◆ **Job**
Leave out the pictures and return every entry exactly as it appears.

────────

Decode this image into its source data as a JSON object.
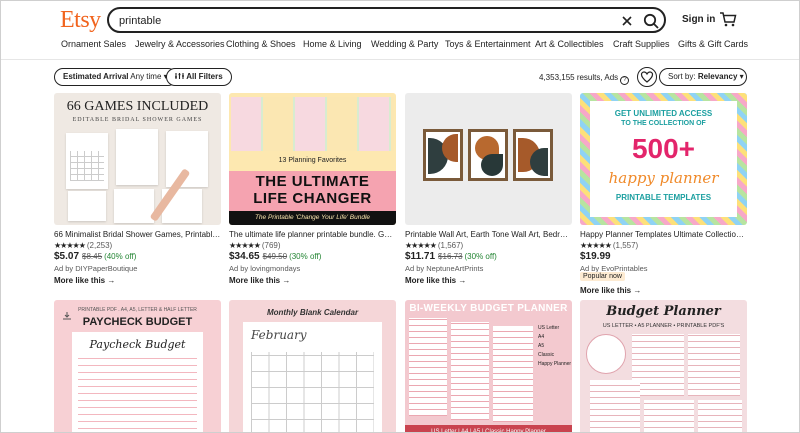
{
  "header": {
    "logo": "Etsy",
    "search_value": "printable",
    "signin": "Sign in"
  },
  "categories": [
    "Ornament Sales",
    "Jewelry & Accessories",
    "Clothing & Shoes",
    "Home & Living",
    "Wedding & Party",
    "Toys & Entertainment",
    "Art & Collectibles",
    "Craft Supplies",
    "Gifts & Gift Cards"
  ],
  "filters": {
    "arrival_label": "Estimated Arrival",
    "arrival_value": "Any time",
    "all_filters": "All Filters",
    "results": "4,353,155 results, Ads",
    "sort_label": "Sort by:",
    "sort_value": "Relevancy"
  },
  "listings": [
    {
      "title": "66 Minimalist Bridal Shower Games, Printable ...",
      "stars": "★★★★★",
      "reviews": "(2,253)",
      "price": "$5.07",
      "original": "$8.45",
      "discount": "(40% off)",
      "seller": "Ad by DIYPaperBoutique",
      "more": "More like this",
      "thumb_text": {
        "head": "66 GAMES INCLUDED",
        "sub": "EDITABLE BRIDAL SHOWER GAMES"
      }
    },
    {
      "title": "The ultimate life planner printable bundle. Get ...",
      "stars": "★★★★★",
      "reviews": "(769)",
      "price": "$34.65",
      "original": "$49.50",
      "discount": "(30% off)",
      "seller": "Ad by lovingmondays",
      "more": "More like this",
      "thumb_text": {
        "tag": "13 Planning Favorites",
        "big1": "THE ULTIMATE",
        "big2": "LIFE CHANGER",
        "banner": "The Printable 'Change Your Life' Bundle"
      }
    },
    {
      "title": "Printable Wall Art, Earth Tone Wall Art, Bedroo...",
      "stars": "★★★★★",
      "reviews": "(1,567)",
      "price": "$11.71",
      "original": "$16.73",
      "discount": "(30% off)",
      "seller": "Ad by NeptuneArtPrints",
      "more": "More like this"
    },
    {
      "title": "Happy Planner Templates Ultimate Collection, ...",
      "stars": "★★★★★",
      "reviews": "(1,557)",
      "price": "$19.99",
      "seller": "Ad by EvoPrintables",
      "badge": "Popular now",
      "more": "More like this",
      "thumb_text": {
        "l1": "GET UNLIMITED ACCESS",
        "l2": "TO THE COLLECTION OF",
        "big": "500+",
        "script": "happy planner",
        "l3": "PRINTABLE TEMPLATES"
      }
    }
  ],
  "row2": [
    {
      "tag": "PRINTABLE PDF . A4, A5, LETTER & HALF LETTER",
      "title": "PAYCHECK BUDGET",
      "script": "Paycheck Budget"
    },
    {
      "title": "Monthly Blank Calendar",
      "script": "February"
    },
    {
      "title": "BI-WEEKLY BUDGET PLANNER",
      "footer": "US Letter | A4 | A5 | Classic Happy Planner",
      "bullets": [
        "US Letter",
        "A4",
        "A5",
        "Classic",
        "Happy Planner"
      ]
    },
    {
      "title": "Budget Planner",
      "sub": "US LETTER • A5 PLANNER • PRINTABLE PDF'S"
    }
  ],
  "colors": {
    "brand": "#F1641E",
    "discount": "#258635",
    "pink": "#F4A6B6"
  }
}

────────

◆ **Solution to this task**
Decode this image into its source data as a JSON object.
{
  "header": {
    "logo": "Etsy",
    "search_value": "printable",
    "signin": "Sign in"
  },
  "categories": [
    "Ornament Sales",
    "Jewelry & Accessories",
    "Clothing & Shoes",
    "Home & Living",
    "Wedding & Party",
    "Toys & Entertainment",
    "Art & Collectibles",
    "Craft Supplies",
    "Gifts & Gift Cards"
  ],
  "filters": {
    "arrival_label": "Estimated Arrival",
    "arrival_value": "Any time",
    "all_filters": "All Filters",
    "results": "4,353,155 results, Ads",
    "sort_label": "Sort by:",
    "sort_value": "Relevancy"
  },
  "listings": [
    {
      "title": "66 Minimalist Bridal Shower Games, Printable ...",
      "stars": "★★★★★",
      "reviews": "(2,253)",
      "price": "$5.07",
      "original": "$8.45",
      "discount": "(40% off)",
      "seller": "Ad by DIYPaperBoutique",
      "more": "More like this",
      "thumb_text": {
        "head": "66 GAMES INCLUDED",
        "sub": "EDITABLE BRIDAL SHOWER GAMES"
      }
    },
    {
      "title": "The ultimate life planner printable bundle. Get ...",
      "stars": "★★★★★",
      "reviews": "(769)",
      "price": "$34.65",
      "original": "$49.50",
      "discount": "(30% off)",
      "seller": "Ad by lovingmondays",
      "more": "More like this",
      "thumb_text": {
        "tag": "13 Planning Favorites",
        "big1": "THE ULTIMATE",
        "big2": "LIFE CHANGER",
        "banner": "The Printable 'Change Your Life' Bundle"
      }
    },
    {
      "title": "Printable Wall Art, Earth Tone Wall Art, Bedroo...",
      "stars": "★★★★★",
      "reviews": "(1,567)",
      "price": "$11.71",
      "original": "$16.73",
      "discount": "(30% off)",
      "seller": "Ad by NeptuneArtPrints",
      "more": "More like this"
    },
    {
      "title": "Happy Planner Templates Ultimate Collection, ...",
      "stars": "★★★★★",
      "reviews": "(1,557)",
      "price": "$19.99",
      "seller": "Ad by EvoPrintables",
      "badge": "Popular now",
      "more": "More like this",
      "thumb_text": {
        "l1": "GET UNLIMITED ACCESS",
        "l2": "TO THE COLLECTION OF",
        "big": "500+",
        "script": "happy planner",
        "l3": "PRINTABLE TEMPLATES"
      }
    }
  ],
  "row2": [
    {
      "tag": "PRINTABLE PDF . A4, A5, LETTER & HALF LETTER",
      "title": "PAYCHECK BUDGET",
      "script": "Paycheck Budget"
    },
    {
      "title": "Monthly Blank Calendar",
      "script": "February"
    },
    {
      "title": "BI-WEEKLY BUDGET PLANNER",
      "footer": "US Letter | A4 | A5 | Classic Happy Planner",
      "bullets": [
        "US Letter",
        "A4",
        "A5",
        "Classic",
        "Happy Planner"
      ]
    },
    {
      "title": "Budget Planner",
      "sub": "US LETTER • A5 PLANNER • PRINTABLE PDF'S"
    }
  ],
  "colors": {
    "brand": "#F1641E",
    "discount": "#258635",
    "pink": "#F4A6B6"
  }
}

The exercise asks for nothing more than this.